__Available records__:

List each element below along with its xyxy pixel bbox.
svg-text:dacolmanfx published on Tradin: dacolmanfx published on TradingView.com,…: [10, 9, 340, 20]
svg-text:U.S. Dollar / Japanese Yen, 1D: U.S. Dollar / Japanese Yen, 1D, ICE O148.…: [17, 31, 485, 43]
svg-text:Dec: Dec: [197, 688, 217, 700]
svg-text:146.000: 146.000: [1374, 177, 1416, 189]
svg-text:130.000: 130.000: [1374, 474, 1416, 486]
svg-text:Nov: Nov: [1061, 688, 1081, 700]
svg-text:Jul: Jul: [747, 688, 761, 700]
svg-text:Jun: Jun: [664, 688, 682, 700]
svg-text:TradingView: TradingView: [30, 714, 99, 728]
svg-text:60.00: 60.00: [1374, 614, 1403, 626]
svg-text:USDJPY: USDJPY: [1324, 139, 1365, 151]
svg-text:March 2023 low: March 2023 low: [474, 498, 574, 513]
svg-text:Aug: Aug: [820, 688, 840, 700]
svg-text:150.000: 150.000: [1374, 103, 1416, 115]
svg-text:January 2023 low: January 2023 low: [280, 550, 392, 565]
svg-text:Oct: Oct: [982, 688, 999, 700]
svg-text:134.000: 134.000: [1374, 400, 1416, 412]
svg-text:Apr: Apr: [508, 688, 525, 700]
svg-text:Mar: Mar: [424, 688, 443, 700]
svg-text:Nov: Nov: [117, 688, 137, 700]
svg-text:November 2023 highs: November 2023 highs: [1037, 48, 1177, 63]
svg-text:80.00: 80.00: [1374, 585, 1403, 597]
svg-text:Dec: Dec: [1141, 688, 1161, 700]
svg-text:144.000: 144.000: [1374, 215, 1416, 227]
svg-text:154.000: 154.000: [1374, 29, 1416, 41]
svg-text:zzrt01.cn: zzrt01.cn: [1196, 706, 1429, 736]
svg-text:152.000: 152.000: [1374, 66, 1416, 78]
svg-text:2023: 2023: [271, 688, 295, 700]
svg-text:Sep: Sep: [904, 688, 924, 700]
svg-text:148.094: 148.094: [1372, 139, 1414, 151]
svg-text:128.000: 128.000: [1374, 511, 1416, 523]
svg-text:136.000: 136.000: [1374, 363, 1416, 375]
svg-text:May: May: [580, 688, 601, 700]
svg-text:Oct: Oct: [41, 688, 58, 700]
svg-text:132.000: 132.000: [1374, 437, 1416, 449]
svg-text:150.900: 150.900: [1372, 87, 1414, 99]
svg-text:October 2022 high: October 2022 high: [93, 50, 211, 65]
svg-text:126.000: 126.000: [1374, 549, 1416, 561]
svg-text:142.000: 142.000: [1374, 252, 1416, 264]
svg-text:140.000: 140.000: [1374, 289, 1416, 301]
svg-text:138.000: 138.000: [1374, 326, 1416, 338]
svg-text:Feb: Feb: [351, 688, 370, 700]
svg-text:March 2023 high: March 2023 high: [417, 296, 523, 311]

==

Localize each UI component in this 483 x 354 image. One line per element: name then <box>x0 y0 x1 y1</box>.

__What the exercise asks__:
Collect every line in the entries that contains the word "each". Letter case must match.

__Answer to the task__:
List each element below along with its xyxy pixel bbox.
Localize each UI component in this 483 x 354 image. One line per element: name then <box>x0 y0 x1 y1</box>.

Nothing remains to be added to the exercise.